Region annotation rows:
____
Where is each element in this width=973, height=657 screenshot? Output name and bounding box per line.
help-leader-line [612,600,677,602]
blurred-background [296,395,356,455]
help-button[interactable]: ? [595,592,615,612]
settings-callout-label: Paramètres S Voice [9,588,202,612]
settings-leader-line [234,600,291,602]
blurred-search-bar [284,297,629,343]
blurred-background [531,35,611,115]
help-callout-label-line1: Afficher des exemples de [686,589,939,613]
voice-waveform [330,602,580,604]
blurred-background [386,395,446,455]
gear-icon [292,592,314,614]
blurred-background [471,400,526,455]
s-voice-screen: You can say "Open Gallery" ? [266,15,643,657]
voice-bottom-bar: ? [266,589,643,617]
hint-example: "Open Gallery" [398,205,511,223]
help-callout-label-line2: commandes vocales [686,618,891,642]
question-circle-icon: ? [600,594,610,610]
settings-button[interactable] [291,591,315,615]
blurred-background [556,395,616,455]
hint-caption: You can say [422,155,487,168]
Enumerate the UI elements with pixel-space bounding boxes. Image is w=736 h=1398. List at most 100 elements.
____
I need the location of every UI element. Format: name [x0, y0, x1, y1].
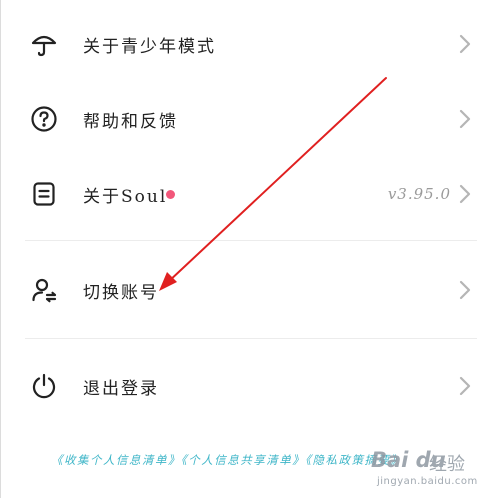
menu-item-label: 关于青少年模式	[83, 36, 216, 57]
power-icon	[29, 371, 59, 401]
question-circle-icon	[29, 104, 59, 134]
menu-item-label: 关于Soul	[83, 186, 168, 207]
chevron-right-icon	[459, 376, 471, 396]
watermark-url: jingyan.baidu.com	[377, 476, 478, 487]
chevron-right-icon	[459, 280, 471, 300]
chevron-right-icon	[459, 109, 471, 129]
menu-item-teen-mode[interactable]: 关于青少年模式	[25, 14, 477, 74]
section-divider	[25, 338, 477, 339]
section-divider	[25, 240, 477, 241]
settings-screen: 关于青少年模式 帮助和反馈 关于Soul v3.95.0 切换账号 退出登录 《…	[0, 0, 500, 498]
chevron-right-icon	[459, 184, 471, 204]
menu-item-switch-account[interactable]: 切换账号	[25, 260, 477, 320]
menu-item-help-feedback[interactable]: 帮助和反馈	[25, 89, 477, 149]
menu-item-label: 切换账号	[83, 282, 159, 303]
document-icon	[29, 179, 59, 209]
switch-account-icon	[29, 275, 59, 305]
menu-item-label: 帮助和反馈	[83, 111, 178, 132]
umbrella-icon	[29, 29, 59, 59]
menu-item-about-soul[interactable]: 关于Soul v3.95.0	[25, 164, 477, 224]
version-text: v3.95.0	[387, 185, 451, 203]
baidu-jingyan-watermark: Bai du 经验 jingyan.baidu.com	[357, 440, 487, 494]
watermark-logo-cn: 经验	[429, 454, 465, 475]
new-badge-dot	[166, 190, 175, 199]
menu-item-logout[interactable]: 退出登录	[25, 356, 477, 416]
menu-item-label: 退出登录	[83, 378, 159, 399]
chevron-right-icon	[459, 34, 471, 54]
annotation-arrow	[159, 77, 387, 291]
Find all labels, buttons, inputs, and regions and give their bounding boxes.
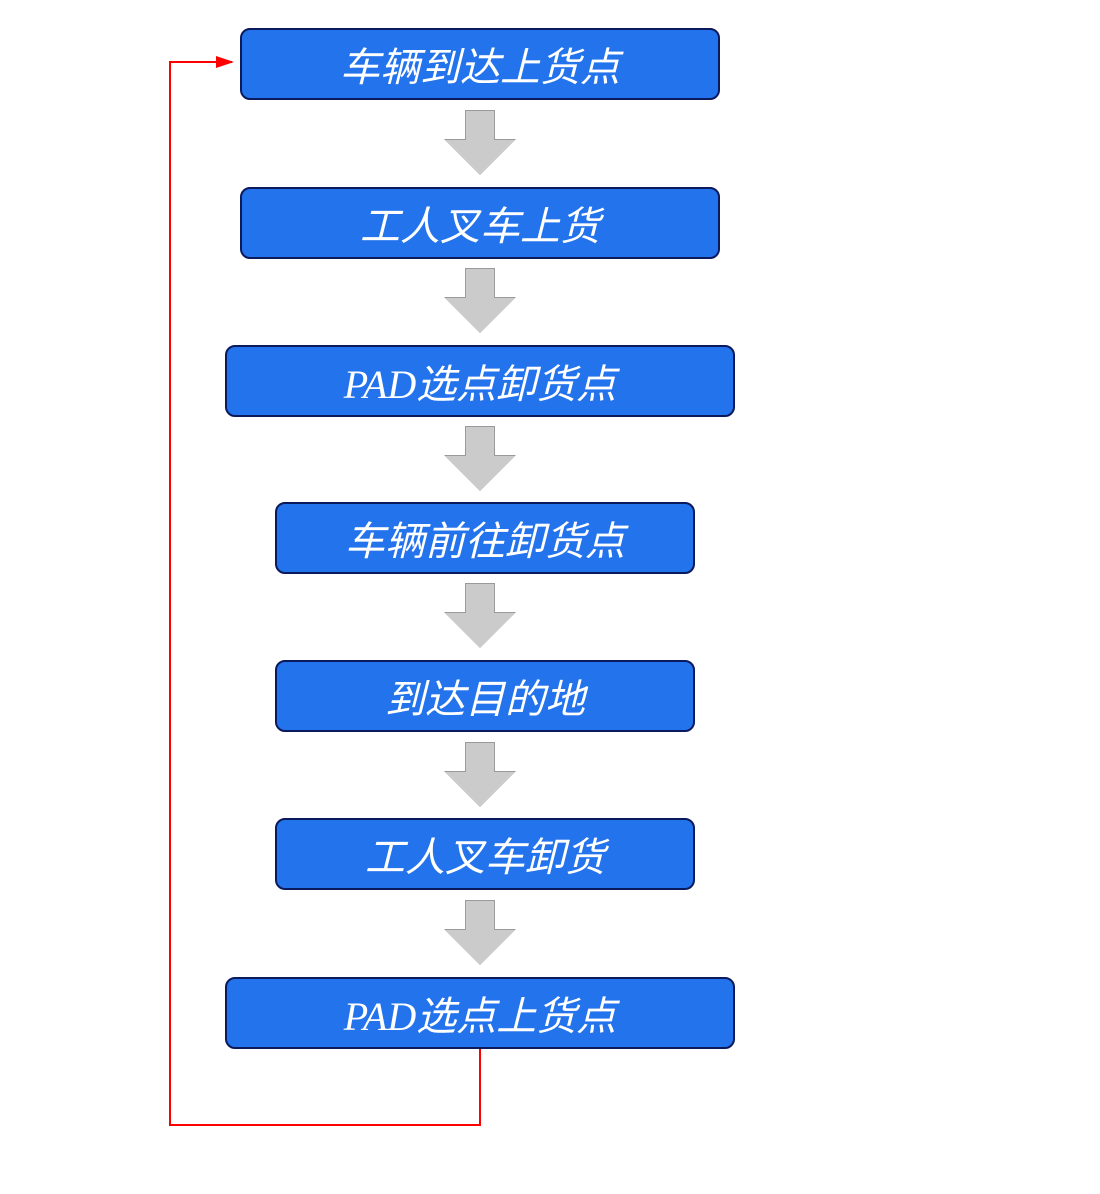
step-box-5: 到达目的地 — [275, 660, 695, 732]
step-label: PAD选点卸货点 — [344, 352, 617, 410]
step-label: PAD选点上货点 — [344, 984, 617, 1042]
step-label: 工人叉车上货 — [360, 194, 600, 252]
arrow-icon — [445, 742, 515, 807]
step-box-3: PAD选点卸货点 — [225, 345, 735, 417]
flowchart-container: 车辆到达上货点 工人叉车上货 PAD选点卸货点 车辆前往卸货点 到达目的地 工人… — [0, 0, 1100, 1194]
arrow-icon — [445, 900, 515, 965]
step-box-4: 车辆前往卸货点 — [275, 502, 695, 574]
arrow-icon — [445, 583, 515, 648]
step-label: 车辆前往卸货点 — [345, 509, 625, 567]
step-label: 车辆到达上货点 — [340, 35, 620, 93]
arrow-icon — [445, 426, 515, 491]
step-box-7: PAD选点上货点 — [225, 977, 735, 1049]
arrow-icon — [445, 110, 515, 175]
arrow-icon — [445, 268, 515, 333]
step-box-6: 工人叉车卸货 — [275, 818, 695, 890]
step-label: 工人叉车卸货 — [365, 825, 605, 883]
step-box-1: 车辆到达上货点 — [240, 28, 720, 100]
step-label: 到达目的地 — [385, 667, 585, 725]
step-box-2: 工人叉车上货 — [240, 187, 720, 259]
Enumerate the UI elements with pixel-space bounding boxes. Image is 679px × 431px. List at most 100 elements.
____
EXERCISE:
Could you write out the rows between the row holding "Where is each" and the row holding "settings-leader-line [234,600,291,602]", inclusive?

WRITTEN SOLUTION:
Where is each element in this width=973, height=657 screenshot? Output name and bounding box per line.
help-leader-line [612,600,677,602]
blurred-background [296,395,356,455]
help-button[interactable]: ? [595,592,615,612]
settings-callout-label: Paramètres S Voice [9,588,202,612]
settings-leader-line [234,600,291,602]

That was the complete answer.